#### Data rows:
++++++++++++++++++++

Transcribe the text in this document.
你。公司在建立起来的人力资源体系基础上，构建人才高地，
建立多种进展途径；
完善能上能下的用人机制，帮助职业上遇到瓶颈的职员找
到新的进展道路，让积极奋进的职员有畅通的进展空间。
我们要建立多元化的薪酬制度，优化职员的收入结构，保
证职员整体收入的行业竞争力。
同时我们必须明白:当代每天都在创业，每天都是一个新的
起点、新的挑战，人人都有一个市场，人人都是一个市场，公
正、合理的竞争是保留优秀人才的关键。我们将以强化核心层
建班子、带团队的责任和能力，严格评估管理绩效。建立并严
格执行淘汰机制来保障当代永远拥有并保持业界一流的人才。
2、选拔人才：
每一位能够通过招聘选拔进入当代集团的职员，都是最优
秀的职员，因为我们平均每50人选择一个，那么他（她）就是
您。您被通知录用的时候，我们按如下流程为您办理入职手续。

++++++++++++++++++++

#### Task brief:
Go through the data and return every record exactly.

#### Solved problem:
Transcribe the text in this document.
你。公司在建立起来的人力资源体系基础上，构建人才高地，
建立多种进展途径；
完善能上能下的用人机制，帮助职业上遇到瓶颈的职员找
到新的进展道路，让积极奋进的职员有畅通的进展空间。
我们要建立多元化的薪酬制度，优化职员的收入结构，保
证职员整体收入的行业竞争力。
同时我们必须明白:当代每天都在创业，每天都是一个新的
起点、新的挑战，人人都有一个市场，人人都是一个市场，公
正、合理的竞争是保留优秀人才的关键。我们将以强化核心层
建班子、带团队的责任和能力，严格评估管理绩效。建立并严
格执行淘汰机制来保障当代永远拥有并保持业界一流的人才。
2、选拔人才：
每一位能够通过招聘选拔进入当代集团的职员，都是最优
秀的职员，因为我们平均每50人选择一个，那么他（她）就是
您。您被通知录用的时候，我们按如下流程为您办理入职手续。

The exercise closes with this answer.